* start *

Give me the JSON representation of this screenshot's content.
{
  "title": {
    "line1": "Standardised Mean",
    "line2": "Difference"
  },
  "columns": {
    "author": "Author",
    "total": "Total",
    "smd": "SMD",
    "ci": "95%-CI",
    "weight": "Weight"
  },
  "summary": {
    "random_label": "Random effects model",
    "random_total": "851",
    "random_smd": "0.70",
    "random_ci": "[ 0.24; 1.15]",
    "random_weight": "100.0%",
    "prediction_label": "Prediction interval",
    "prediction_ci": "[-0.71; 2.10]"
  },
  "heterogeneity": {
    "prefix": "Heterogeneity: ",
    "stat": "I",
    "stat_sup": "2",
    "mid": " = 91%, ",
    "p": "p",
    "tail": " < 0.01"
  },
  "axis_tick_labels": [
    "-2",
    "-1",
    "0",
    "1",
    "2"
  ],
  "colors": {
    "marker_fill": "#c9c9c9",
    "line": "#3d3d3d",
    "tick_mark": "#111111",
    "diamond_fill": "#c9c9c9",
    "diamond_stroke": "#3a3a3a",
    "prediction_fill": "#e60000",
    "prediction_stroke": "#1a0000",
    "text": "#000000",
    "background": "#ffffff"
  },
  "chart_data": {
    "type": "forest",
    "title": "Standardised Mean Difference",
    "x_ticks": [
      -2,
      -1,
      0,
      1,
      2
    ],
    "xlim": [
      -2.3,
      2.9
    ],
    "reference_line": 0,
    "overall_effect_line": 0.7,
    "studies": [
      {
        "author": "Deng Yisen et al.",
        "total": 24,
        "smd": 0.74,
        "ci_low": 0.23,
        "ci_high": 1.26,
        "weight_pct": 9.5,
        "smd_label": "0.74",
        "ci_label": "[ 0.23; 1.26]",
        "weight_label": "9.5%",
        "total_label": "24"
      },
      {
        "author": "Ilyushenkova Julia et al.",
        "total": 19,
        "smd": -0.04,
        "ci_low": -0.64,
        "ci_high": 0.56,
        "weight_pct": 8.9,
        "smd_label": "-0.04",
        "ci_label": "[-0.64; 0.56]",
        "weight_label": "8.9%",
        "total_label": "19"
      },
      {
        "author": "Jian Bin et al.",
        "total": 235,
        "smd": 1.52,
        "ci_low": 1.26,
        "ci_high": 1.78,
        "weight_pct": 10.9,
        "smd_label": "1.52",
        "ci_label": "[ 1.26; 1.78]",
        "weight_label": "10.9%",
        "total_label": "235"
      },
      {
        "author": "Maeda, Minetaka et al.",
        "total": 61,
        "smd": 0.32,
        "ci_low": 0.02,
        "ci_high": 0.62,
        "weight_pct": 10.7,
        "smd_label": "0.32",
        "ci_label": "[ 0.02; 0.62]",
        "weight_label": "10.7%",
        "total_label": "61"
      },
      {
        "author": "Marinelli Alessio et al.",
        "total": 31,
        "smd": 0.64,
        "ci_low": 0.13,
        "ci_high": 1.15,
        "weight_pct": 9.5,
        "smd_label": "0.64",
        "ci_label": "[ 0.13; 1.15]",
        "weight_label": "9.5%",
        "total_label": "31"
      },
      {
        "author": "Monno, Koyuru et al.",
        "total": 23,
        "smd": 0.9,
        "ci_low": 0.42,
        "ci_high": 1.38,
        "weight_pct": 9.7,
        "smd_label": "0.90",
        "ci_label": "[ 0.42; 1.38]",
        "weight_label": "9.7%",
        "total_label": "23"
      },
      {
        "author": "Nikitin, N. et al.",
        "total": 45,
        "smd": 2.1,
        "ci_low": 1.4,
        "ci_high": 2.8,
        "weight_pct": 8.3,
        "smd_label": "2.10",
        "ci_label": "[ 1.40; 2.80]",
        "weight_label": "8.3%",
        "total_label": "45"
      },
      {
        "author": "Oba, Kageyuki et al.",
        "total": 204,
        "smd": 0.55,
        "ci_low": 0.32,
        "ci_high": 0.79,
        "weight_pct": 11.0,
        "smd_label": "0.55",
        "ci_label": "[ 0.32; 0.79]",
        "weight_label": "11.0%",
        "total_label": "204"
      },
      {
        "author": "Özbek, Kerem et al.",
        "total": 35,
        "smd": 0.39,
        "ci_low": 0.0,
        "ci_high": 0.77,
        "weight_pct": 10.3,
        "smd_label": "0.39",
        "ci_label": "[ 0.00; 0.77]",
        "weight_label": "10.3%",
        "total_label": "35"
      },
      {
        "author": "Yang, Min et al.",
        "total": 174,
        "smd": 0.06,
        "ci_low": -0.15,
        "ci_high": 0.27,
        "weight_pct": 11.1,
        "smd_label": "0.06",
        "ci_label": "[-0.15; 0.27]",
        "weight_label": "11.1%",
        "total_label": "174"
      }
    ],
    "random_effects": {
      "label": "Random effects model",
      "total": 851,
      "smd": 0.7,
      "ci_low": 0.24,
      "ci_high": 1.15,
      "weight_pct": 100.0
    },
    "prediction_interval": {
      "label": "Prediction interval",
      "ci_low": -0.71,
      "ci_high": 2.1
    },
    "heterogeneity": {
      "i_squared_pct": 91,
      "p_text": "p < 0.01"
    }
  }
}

* end *

§ **To be done**: Write down all the entries again without a single difference.

§ **Task response**:
Give me the JSON representation of this screenshot's content.
{
  "title": {
    "line1": "Standardised Mean",
    "line2": "Difference"
  },
  "columns": {
    "author": "Author",
    "total": "Total",
    "smd": "SMD",
    "ci": "95%-CI",
    "weight": "Weight"
  },
  "summary": {
    "random_label": "Random effects model",
    "random_total": "851",
    "random_smd": "0.70",
    "random_ci": "[ 0.24; 1.15]",
    "random_weight": "100.0%",
    "prediction_label": "Prediction interval",
    "prediction_ci": "[-0.71; 2.10]"
  },
  "heterogeneity": {
    "prefix": "Heterogeneity: ",
    "stat": "I",
    "stat_sup": "2",
    "mid": " = 91%, ",
    "p": "p",
    "tail": " < 0.01"
  },
  "axis_tick_labels": [
    "-2",
    "-1",
    "0",
    "1",
    "2"
  ],
  "colors": {
    "marker_fill": "#c9c9c9",
    "line": "#3d3d3d",
    "tick_mark": "#111111",
    "diamond_fill": "#c9c9c9",
    "diamond_stroke": "#3a3a3a",
    "prediction_fill": "#e60000",
    "prediction_stroke": "#1a0000",
    "text": "#000000",
    "background": "#ffffff"
  },
  "chart_data": {
    "type": "forest",
    "title": "Standardised Mean Difference",
    "x_ticks": [
      -2,
      -1,
      0,
      1,
      2
    ],
    "xlim": [
      -2.3,
      2.9
    ],
    "reference_line": 0,
    "overall_effect_line": 0.7,
    "studies": [
      {
        "author": "Deng Yisen et al.",
        "total": 24,
        "smd": 0.74,
        "ci_low": 0.23,
        "ci_high": 1.26,
        "weight_pct": 9.5,
        "smd_label": "0.74",
        "ci_label": "[ 0.23; 1.26]",
        "weight_label": "9.5%",
        "total_label": "24"
      },
      {
        "author": "Ilyushenkova Julia et al.",
        "total": 19,
        "smd": -0.04,
        "ci_low": -0.64,
        "ci_high": 0.56,
        "weight_pct": 8.9,
        "smd_label": "-0.04",
        "ci_label": "[-0.64; 0.56]",
        "weight_label": "8.9%",
        "total_label": "19"
      },
      {
        "author": "Jian Bin et al.",
        "total": 235,
        "smd": 1.52,
        "ci_low": 1.26,
        "ci_high": 1.78,
        "weight_pct": 10.9,
        "smd_label": "1.52",
        "ci_label": "[ 1.26; 1.78]",
        "weight_label": "10.9%",
        "total_label": "235"
      },
      {
        "author": "Maeda, Minetaka et al.",
        "total": 61,
        "smd": 0.32,
        "ci_low": 0.02,
        "ci_high": 0.62,
        "weight_pct": 10.7,
        "smd_label": "0.32",
        "ci_label": "[ 0.02; 0.62]",
        "weight_label": "10.7%",
        "total_label": "61"
      },
      {
        "author": "Marinelli Alessio et al.",
        "total": 31,
        "smd": 0.64,
        "ci_low": 0.13,
        "ci_high": 1.15,
        "weight_pct": 9.5,
        "smd_label": "0.64",
        "ci_label": "[ 0.13; 1.15]",
        "weight_label": "9.5%",
        "total_label": "31"
      },
      {
        "author": "Monno, Koyuru et al.",
        "total": 23,
        "smd": 0.9,
        "ci_low": 0.42,
        "ci_high": 1.38,
        "weight_pct": 9.7,
        "smd_label": "0.90",
        "ci_label": "[ 0.42; 1.38]",
        "weight_label": "9.7%",
        "total_label": "23"
      },
      {
        "author": "Nikitin, N. et al.",
        "total": 45,
        "smd": 2.1,
        "ci_low": 1.4,
        "ci_high": 2.8,
        "weight_pct": 8.3,
        "smd_label": "2.10",
        "ci_label": "[ 1.40; 2.80]",
        "weight_label": "8.3%",
        "total_label": "45"
      },
      {
        "author": "Oba, Kageyuki et al.",
        "total": 204,
        "smd": 0.55,
        "ci_low": 0.32,
        "ci_high": 0.79,
        "weight_pct": 11.0,
        "smd_label": "0.55",
        "ci_label": "[ 0.32; 0.79]",
        "weight_label": "11.0%",
        "total_label": "204"
      },
      {
        "author": "Özbek, Kerem et al.",
        "total": 35,
        "smd": 0.39,
        "ci_low": 0.0,
        "ci_high": 0.77,
        "weight_pct": 10.3,
        "smd_label": "0.39",
        "ci_label": "[ 0.00; 0.77]",
        "weight_label": "10.3%",
        "total_label": "35"
      },
      {
        "author": "Yang, Min et al.",
        "total": 174,
        "smd": 0.06,
        "ci_low": -0.15,
        "ci_high": 0.27,
        "weight_pct": 11.1,
        "smd_label": "0.06",
        "ci_label": "[-0.15; 0.27]",
        "weight_label": "11.1%",
        "total_label": "174"
      }
    ],
    "random_effects": {
      "label": "Random effects model",
      "total": 851,
      "smd": 0.7,
      "ci_low": 0.24,
      "ci_high": 1.15,
      "weight_pct": 100.0
    },
    "prediction_interval": {
      "label": "Prediction interval",
      "ci_low": -0.71,
      "ci_high": 2.1
    },
    "heterogeneity": {
      "i_squared_pct": 91,
      "p_text": "p < 0.01"
    }
  }
}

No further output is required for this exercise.